**WHAT THE TASK ASKS**
Print the records again, character for character.

Data excerpts:
•••••

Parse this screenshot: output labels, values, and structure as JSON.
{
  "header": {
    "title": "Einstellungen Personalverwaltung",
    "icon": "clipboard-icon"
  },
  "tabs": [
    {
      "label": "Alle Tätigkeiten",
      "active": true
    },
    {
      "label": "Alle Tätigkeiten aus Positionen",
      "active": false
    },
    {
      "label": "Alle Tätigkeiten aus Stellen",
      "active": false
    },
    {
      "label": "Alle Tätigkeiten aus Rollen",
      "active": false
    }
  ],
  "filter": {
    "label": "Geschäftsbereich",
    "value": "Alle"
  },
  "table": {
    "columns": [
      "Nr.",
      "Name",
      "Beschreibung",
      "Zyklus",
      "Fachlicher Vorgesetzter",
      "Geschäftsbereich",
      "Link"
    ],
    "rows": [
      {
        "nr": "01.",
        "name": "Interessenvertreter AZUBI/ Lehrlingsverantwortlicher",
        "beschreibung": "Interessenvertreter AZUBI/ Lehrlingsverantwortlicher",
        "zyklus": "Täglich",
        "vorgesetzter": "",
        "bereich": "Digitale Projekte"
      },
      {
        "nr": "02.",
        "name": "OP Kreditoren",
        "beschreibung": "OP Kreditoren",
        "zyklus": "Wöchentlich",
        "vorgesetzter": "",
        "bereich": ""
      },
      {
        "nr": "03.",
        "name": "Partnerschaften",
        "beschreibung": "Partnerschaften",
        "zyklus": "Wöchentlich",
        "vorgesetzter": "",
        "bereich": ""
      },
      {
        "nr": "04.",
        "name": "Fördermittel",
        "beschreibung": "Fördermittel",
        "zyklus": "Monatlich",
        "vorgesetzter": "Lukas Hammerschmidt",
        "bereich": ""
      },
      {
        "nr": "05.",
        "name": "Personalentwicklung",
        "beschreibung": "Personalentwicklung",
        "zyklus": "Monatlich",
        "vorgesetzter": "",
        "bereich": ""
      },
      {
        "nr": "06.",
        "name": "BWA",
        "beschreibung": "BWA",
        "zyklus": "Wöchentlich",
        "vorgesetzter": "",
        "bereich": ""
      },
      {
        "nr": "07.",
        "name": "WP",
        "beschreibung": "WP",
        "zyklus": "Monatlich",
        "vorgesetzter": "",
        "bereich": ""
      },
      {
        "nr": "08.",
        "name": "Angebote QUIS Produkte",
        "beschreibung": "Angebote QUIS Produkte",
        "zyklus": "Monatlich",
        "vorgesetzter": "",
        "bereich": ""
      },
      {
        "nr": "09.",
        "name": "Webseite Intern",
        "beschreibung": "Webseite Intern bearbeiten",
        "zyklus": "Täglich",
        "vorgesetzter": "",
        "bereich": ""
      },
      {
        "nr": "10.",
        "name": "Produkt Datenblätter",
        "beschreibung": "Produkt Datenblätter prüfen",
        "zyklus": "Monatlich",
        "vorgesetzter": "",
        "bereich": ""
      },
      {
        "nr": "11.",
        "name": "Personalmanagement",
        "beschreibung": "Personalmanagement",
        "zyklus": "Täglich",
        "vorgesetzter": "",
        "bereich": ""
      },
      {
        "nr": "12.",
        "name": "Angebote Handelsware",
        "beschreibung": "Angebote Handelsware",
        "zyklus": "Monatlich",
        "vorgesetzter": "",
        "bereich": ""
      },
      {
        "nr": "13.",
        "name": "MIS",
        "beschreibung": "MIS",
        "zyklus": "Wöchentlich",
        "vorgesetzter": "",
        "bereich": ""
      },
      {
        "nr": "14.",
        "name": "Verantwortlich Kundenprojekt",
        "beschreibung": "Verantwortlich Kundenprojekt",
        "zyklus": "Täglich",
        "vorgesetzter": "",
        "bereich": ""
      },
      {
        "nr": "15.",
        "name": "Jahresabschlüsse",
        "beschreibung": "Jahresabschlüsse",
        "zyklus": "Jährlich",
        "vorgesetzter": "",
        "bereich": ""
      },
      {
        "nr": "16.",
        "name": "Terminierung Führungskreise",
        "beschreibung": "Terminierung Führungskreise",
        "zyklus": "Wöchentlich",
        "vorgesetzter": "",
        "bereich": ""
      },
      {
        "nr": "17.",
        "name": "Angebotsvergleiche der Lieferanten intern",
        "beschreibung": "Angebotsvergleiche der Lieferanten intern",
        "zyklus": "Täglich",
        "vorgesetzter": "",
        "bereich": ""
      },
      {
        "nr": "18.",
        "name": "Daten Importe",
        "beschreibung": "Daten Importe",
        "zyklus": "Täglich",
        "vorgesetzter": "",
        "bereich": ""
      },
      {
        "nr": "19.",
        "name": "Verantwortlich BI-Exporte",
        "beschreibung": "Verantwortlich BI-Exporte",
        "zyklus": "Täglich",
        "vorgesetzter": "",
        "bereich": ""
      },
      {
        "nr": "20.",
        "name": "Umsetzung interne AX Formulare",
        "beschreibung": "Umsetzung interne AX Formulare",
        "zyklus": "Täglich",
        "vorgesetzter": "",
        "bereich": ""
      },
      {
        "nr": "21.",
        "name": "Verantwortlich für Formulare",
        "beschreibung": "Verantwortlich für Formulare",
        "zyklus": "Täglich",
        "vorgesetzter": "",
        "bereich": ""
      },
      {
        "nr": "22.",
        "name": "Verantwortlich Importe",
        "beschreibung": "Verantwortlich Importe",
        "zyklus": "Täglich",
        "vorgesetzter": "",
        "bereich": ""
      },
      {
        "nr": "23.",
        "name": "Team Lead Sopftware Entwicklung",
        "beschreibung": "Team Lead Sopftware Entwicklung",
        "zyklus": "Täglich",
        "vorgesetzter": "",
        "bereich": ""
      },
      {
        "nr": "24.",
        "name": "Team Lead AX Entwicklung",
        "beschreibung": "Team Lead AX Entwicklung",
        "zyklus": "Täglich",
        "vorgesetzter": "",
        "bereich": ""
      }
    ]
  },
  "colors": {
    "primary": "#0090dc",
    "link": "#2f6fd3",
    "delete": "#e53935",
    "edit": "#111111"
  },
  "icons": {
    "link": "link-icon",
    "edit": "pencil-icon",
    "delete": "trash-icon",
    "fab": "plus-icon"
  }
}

•••••

**ANSWER FOR THIS EXERCISE**
Parse this screenshot: output labels, values, and structure as JSON.
{
  "header": {
    "title": "Einstellungen Personalverwaltung",
    "icon": "clipboard-icon"
  },
  "tabs": [
    {
      "label": "Alle Tätigkeiten",
      "active": true
    },
    {
      "label": "Alle Tätigkeiten aus Positionen",
      "active": false
    },
    {
      "label": "Alle Tätigkeiten aus Stellen",
      "active": false
    },
    {
      "label": "Alle Tätigkeiten aus Rollen",
      "active": false
    }
  ],
  "filter": {
    "label": "Geschäftsbereich",
    "value": "Alle"
  },
  "table": {
    "columns": [
      "Nr.",
      "Name",
      "Beschreibung",
      "Zyklus",
      "Fachlicher Vorgesetzter",
      "Geschäftsbereich",
      "Link"
    ],
    "rows": [
      {
        "nr": "01.",
        "name": "Interessenvertreter AZUBI/ Lehrlingsverantwortlicher",
        "beschreibung": "Interessenvertreter AZUBI/ Lehrlingsverantwortlicher",
        "zyklus": "Täglich",
        "vorgesetzter": "",
        "bereich": "Digitale Projekte"
      },
      {
        "nr": "02.",
        "name": "OP Kreditoren",
        "beschreibung": "OP Kreditoren",
        "zyklus": "Wöchentlich",
        "vorgesetzter": "",
        "bereich": ""
      },
      {
        "nr": "03.",
        "name": "Partnerschaften",
        "beschreibung": "Partnerschaften",
        "zyklus": "Wöchentlich",
        "vorgesetzter": "",
        "bereich": ""
      },
      {
        "nr": "04.",
        "name": "Fördermittel",
        "beschreibung": "Fördermittel",
        "zyklus": "Monatlich",
        "vorgesetzter": "Lukas Hammerschmidt",
        "bereich": ""
      },
      {
        "nr": "05.",
        "name": "Personalentwicklung",
        "beschreibung": "Personalentwicklung",
        "zyklus": "Monatlich",
        "vorgesetzter": "",
        "bereich": ""
      },
      {
        "nr": "06.",
        "name": "BWA",
        "beschreibung": "BWA",
        "zyklus": "Wöchentlich",
        "vorgesetzter": "",
        "bereich": ""
      },
      {
        "nr": "07.",
        "name": "WP",
        "beschreibung": "WP",
        "zyklus": "Monatlich",
        "vorgesetzter": "",
        "bereich": ""
      },
      {
        "nr": "08.",
        "name": "Angebote QUIS Produkte",
        "beschreibung": "Angebote QUIS Produkte",
        "zyklus": "Monatlich",
        "vorgesetzter": "",
        "bereich": ""
      },
      {
        "nr": "09.",
        "name": "Webseite Intern",
        "beschreibung": "Webseite Intern bearbeiten",
        "zyklus": "Täglich",
        "vorgesetzter": "",
        "bereich": ""
      },
      {
        "nr": "10.",
        "name": "Produkt Datenblätter",
        "beschreibung": "Produkt Datenblätter prüfen",
        "zyklus": "Monatlich",
        "vorgesetzter": "",
        "bereich": ""
      },
      {
        "nr": "11.",
        "name": "Personalmanagement",
        "beschreibung": "Personalmanagement",
        "zyklus": "Täglich",
        "vorgesetzter": "",
        "bereich": ""
      },
      {
        "nr": "12.",
        "name": "Angebote Handelsware",
        "beschreibung": "Angebote Handelsware",
        "zyklus": "Monatlich",
        "vorgesetzter": "",
        "bereich": ""
      },
      {
        "nr": "13.",
        "name": "MIS",
        "beschreibung": "MIS",
        "zyklus": "Wöchentlich",
        "vorgesetzter": "",
        "bereich": ""
      },
      {
        "nr": "14.",
        "name": "Verantwortlich Kundenprojekt",
        "beschreibung": "Verantwortlich Kundenprojekt",
        "zyklus": "Täglich",
        "vorgesetzter": "",
        "bereich": ""
      },
      {
        "nr": "15.",
        "name": "Jahresabschlüsse",
        "beschreibung": "Jahresabschlüsse",
        "zyklus": "Jährlich",
        "vorgesetzter": "",
        "bereich": ""
      },
      {
        "nr": "16.",
        "name": "Terminierung Führungskreise",
        "beschreibung": "Terminierung Führungskreise",
        "zyklus": "Wöchentlich",
        "vorgesetzter": "",
        "bereich": ""
      },
      {
        "nr": "17.",
        "name": "Angebotsvergleiche der Lieferanten intern",
        "beschreibung": "Angebotsvergleiche der Lieferanten intern",
        "zyklus": "Täglich",
        "vorgesetzter": "",
        "bereich": ""
      },
      {
        "nr": "18.",
        "name": "Daten Importe",
        "beschreibung": "Daten Importe",
        "zyklus": "Täglich",
        "vorgesetzter": "",
        "bereich": ""
      },
      {
        "nr": "19.",
        "name": "Verantwortlich BI-Exporte",
        "beschreibung": "Verantwortlich BI-Exporte",
        "zyklus": "Täglich",
        "vorgesetzter": "",
        "bereich": ""
      },
      {
        "nr": "20.",
        "name": "Umsetzung interne AX Formulare",
        "beschreibung": "Umsetzung interne AX Formulare",
        "zyklus": "Täglich",
        "vorgesetzter": "",
        "bereich": ""
      },
      {
        "nr": "21.",
        "name": "Verantwortlich für Formulare",
        "beschreibung": "Verantwortlich für Formulare",
        "zyklus": "Täglich",
        "vorgesetzter": "",
        "bereich": ""
      },
      {
        "nr": "22.",
        "name": "Verantwortlich Importe",
        "beschreibung": "Verantwortlich Importe",
        "zyklus": "Täglich",
        "vorgesetzter": "",
        "bereich": ""
      },
      {
        "nr": "23.",
        "name": "Team Lead Sopftware Entwicklung",
        "beschreibung": "Team Lead Sopftware Entwicklung",
        "zyklus": "Täglich",
        "vorgesetzter": "",
        "bereich": ""
      },
      {
        "nr": "24.",
        "name": "Team Lead AX Entwicklung",
        "beschreibung": "Team Lead AX Entwicklung",
        "zyklus": "Täglich",
        "vorgesetzter": "",
        "bereich": ""
      }
    ]
  },
  "colors": {
    "primary": "#0090dc",
    "link": "#2f6fd3",
    "delete": "#e53935",
    "edit": "#111111"
  },
  "icons": {
    "link": "link-icon",
    "edit": "pencil-icon",
    "delete": "trash-icon",
    "fab": "plus-icon"
  }
}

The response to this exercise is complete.